--- START OF Stored rows ---
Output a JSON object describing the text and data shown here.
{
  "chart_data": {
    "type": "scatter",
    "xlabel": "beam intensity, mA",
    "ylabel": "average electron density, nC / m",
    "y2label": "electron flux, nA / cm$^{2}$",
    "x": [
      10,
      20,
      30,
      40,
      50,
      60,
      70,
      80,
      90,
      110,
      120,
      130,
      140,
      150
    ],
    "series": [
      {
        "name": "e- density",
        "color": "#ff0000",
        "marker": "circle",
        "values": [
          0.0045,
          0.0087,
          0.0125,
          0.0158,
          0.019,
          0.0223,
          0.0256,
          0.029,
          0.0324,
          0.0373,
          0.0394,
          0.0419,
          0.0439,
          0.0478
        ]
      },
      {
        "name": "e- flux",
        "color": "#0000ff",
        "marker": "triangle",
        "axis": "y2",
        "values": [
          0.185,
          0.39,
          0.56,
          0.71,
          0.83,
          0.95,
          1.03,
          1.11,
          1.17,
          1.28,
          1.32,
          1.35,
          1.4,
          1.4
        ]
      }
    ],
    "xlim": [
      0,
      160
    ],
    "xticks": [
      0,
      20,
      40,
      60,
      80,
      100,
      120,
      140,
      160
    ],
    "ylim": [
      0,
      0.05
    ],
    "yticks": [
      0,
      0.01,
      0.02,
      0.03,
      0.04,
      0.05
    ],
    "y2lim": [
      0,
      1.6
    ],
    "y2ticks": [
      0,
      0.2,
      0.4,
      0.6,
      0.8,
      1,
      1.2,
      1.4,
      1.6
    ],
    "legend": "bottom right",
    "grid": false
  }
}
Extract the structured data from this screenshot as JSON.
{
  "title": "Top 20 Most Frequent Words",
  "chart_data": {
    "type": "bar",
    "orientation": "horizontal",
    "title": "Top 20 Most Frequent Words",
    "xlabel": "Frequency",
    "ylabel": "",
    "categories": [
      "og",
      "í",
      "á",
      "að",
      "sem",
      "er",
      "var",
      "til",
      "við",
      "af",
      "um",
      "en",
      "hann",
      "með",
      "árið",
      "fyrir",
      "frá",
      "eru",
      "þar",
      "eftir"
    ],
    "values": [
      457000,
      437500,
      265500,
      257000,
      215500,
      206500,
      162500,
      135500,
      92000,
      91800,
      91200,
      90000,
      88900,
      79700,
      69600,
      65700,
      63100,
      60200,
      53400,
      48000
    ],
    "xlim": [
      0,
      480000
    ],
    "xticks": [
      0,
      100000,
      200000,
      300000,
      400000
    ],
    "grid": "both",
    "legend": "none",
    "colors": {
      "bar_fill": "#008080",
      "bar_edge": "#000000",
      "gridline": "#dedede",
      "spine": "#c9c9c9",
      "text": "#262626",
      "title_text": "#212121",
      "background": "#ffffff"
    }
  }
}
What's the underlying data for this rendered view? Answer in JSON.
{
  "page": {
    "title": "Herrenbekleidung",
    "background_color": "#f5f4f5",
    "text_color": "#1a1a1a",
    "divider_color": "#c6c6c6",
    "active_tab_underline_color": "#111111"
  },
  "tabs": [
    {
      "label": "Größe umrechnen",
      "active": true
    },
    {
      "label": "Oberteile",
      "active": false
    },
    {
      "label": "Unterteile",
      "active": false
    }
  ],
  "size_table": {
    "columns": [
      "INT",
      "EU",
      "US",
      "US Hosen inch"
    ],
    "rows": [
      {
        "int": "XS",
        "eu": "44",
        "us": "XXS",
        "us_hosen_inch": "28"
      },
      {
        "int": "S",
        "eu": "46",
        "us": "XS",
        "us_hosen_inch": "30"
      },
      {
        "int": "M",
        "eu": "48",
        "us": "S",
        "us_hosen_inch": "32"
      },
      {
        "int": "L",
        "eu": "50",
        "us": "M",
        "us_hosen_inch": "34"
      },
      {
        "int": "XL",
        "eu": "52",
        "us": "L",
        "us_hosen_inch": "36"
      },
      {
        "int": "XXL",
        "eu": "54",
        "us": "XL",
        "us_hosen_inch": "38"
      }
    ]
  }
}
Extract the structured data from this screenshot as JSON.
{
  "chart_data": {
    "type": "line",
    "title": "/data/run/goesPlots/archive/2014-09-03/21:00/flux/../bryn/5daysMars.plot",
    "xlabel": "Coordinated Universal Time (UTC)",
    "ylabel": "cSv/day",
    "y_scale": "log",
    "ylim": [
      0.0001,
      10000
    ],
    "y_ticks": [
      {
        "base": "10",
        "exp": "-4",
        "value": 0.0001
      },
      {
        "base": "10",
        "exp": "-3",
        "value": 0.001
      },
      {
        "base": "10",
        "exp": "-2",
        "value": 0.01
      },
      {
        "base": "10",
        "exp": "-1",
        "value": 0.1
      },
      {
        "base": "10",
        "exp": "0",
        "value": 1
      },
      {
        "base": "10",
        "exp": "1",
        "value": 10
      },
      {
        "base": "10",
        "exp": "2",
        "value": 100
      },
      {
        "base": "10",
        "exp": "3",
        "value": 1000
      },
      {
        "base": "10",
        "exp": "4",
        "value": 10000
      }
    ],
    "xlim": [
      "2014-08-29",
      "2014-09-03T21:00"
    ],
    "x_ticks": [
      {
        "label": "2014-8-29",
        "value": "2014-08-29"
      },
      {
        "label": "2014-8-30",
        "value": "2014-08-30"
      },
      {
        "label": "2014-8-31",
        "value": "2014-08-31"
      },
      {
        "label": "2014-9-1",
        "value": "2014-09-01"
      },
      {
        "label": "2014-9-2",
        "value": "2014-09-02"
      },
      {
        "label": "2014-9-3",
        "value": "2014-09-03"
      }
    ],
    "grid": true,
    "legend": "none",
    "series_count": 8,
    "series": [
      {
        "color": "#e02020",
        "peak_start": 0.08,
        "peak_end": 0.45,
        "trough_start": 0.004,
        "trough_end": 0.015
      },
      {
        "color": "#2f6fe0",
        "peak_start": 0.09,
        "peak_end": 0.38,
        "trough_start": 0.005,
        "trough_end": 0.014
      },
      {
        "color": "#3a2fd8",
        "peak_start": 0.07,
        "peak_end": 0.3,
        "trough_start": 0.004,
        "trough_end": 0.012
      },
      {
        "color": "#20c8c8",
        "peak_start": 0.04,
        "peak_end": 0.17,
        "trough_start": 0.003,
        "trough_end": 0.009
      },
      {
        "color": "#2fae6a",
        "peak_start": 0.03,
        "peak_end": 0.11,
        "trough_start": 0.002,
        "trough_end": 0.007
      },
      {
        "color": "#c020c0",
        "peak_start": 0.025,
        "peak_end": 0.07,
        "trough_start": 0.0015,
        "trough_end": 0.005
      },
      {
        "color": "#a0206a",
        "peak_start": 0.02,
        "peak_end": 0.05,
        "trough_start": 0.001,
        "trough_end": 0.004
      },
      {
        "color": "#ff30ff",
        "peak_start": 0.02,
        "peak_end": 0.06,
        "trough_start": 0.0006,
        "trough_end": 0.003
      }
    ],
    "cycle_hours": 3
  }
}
--- END OF Stored rows ---
__Task directions__:
Your task is to extract all of the records exactly.

__Output below__:
Output a JSON object describing the text and data shown here.
{
  "chart_data": {
    "type": "scatter",
    "xlabel": "beam intensity, mA",
    "ylabel": "average electron density, nC / m",
    "y2label": "electron flux, nA / cm$^{2}$",
    "x": [
      10,
      20,
      30,
      40,
      50,
      60,
      70,
      80,
      90,
      110,
      120,
      130,
      140,
      150
    ],
    "series": [
      {
        "name": "e- density",
        "color": "#ff0000",
        "marker": "circle",
        "values": [
          0.0045,
          0.0087,
          0.0125,
          0.0158,
          0.019,
          0.0223,
          0.0256,
          0.029,
          0.0324,
          0.0373,
          0.0394,
          0.0419,
          0.0439,
          0.0478
        ]
      },
      {
        "name": "e- flux",
        "color": "#0000ff",
        "marker": "triangle",
        "axis": "y2",
        "values": [
          0.185,
          0.39,
          0.56,
          0.71,
          0.83,
          0.95,
          1.03,
          1.11,
          1.17,
          1.28,
          1.32,
          1.35,
          1.4,
          1.4
        ]
      }
    ],
    "xlim": [
      0,
      160
    ],
    "xticks": [
      0,
      20,
      40,
      60,
      80,
      100,
      120,
      140,
      160
    ],
    "ylim": [
      0,
      0.05
    ],
    "yticks": [
      0,
      0.01,
      0.02,
      0.03,
      0.04,
      0.05
    ],
    "y2lim": [
      0,
      1.6
    ],
    "y2ticks": [
      0,
      0.2,
      0.4,
      0.6,
      0.8,
      1,
      1.2,
      1.4,
      1.6
    ],
    "legend": "bottom right",
    "grid": false
  }
}
Extract the structured data from this screenshot as JSON.
{
  "title": "Top 20 Most Frequent Words",
  "chart_data": {
    "type": "bar",
    "orientation": "horizontal",
    "title": "Top 20 Most Frequent Words",
    "xlabel": "Frequency",
    "ylabel": "",
    "categories": [
      "og",
      "í",
      "á",
      "að",
      "sem",
      "er",
      "var",
      "til",
      "við",
      "af",
      "um",
      "en",
      "hann",
      "með",
      "árið",
      "fyrir",
      "frá",
      "eru",
      "þar",
      "eftir"
    ],
    "values": [
      457000,
      437500,
      265500,
      257000,
      215500,
      206500,
      162500,
      135500,
      92000,
      91800,
      91200,
      90000,
      88900,
      79700,
      69600,
      65700,
      63100,
      60200,
      53400,
      48000
    ],
    "xlim": [
      0,
      480000
    ],
    "xticks": [
      0,
      100000,
      200000,
      300000,
      400000
    ],
    "grid": "both",
    "legend": "none",
    "colors": {
      "bar_fill": "#008080",
      "bar_edge": "#000000",
      "gridline": "#dedede",
      "spine": "#c9c9c9",
      "text": "#262626",
      "title_text": "#212121",
      "background": "#ffffff"
    }
  }
}
What's the underlying data for this rendered view? Answer in JSON.
{
  "page": {
    "title": "Herrenbekleidung",
    "background_color": "#f5f4f5",
    "text_color": "#1a1a1a",
    "divider_color": "#c6c6c6",
    "active_tab_underline_color": "#111111"
  },
  "tabs": [
    {
      "label": "Größe umrechnen",
      "active": true
    },
    {
      "label": "Oberteile",
      "active": false
    },
    {
      "label": "Unterteile",
      "active": false
    }
  ],
  "size_table": {
    "columns": [
      "INT",
      "EU",
      "US",
      "US Hosen inch"
    ],
    "rows": [
      {
        "int": "XS",
        "eu": "44",
        "us": "XXS",
        "us_hosen_inch": "28"
      },
      {
        "int": "S",
        "eu": "46",
        "us": "XS",
        "us_hosen_inch": "30"
      },
      {
        "int": "M",
        "eu": "48",
        "us": "S",
        "us_hosen_inch": "32"
      },
      {
        "int": "L",
        "eu": "50",
        "us": "M",
        "us_hosen_inch": "34"
      },
      {
        "int": "XL",
        "eu": "52",
        "us": "L",
        "us_hosen_inch": "36"
      },
      {
        "int": "XXL",
        "eu": "54",
        "us": "XL",
        "us_hosen_inch": "38"
      }
    ]
  }
}
Extract the structured data from this screenshot as JSON.
{
  "chart_data": {
    "type": "line",
    "title": "/data/run/goesPlots/archive/2014-09-03/21:00/flux/../bryn/5daysMars.plot",
    "xlabel": "Coordinated Universal Time (UTC)",
    "ylabel": "cSv/day",
    "y_scale": "log",
    "ylim": [
      0.0001,
      10000
    ],
    "y_ticks": [
      {
        "base": "10",
        "exp": "-4",
        "value": 0.0001
      },
      {
        "base": "10",
        "exp": "-3",
        "value": 0.001
      },
      {
        "base": "10",
        "exp": "-2",
        "value": 0.01
      },
      {
        "base": "10",
        "exp": "-1",
        "value": 0.1
      },
      {
        "base": "10",
        "exp": "0",
        "value": 1
      },
      {
        "base": "10",
        "exp": "1",
        "value": 10
      },
      {
        "base": "10",
        "exp": "2",
        "value": 100
      },
      {
        "base": "10",
        "exp": "3",
        "value": 1000
      },
      {
        "base": "10",
        "exp": "4",
        "value": 10000
      }
    ],
    "xlim": [
      "2014-08-29",
      "2014-09-03T21:00"
    ],
    "x_ticks": [
      {
        "label": "2014-8-29",
        "value": "2014-08-29"
      },
      {
        "label": "2014-8-30",
        "value": "2014-08-30"
      },
      {
        "label": "2014-8-31",
        "value": "2014-08-31"
      },
      {
        "label": "2014-9-1",
        "value": "2014-09-01"
      },
      {
        "label": "2014-9-2",
        "value": "2014-09-02"
      },
      {
        "label": "2014-9-3",
        "value": "2014-09-03"
      }
    ],
    "grid": true,
    "legend": "none",
    "series_count": 8,
    "series": [
      {
        "color": "#e02020",
        "peak_start": 0.08,
        "peak_end": 0.45,
        "trough_start": 0.004,
        "trough_end": 0.015
      },
      {
        "color": "#2f6fe0",
        "peak_start": 0.09,
        "peak_end": 0.38,
        "trough_start": 0.005,
        "trough_end": 0.014
      },
      {
        "color": "#3a2fd8",
        "peak_start": 0.07,
        "peak_end": 0.3,
        "trough_start": 0.004,
        "trough_end": 0.012
      },
      {
        "color": "#20c8c8",
        "peak_start": 0.04,
        "peak_end": 0.17,
        "trough_start": 0.003,
        "trough_end": 0.009
      },
      {
        "color": "#2fae6a",
        "peak_start": 0.03,
        "peak_end": 0.11,
        "trough_start": 0.002,
        "trough_end": 0.007
      },
      {
        "color": "#c020c0",
        "peak_start": 0.025,
        "peak_end": 0.07,
        "trough_start": 0.0015,
        "trough_end": 0.005
      },
      {
        "color": "#a0206a",
        "peak_start": 0.02,
        "peak_end": 0.05,
        "trough_start": 0.001,
        "trough_end": 0.004
      },
      {
        "color": "#ff30ff",
        "peak_start": 0.02,
        "peak_end": 0.06,
        "trough_start": 0.0006,
        "trough_end": 0.003
      }
    ],
    "cycle_hours": 3
  }
}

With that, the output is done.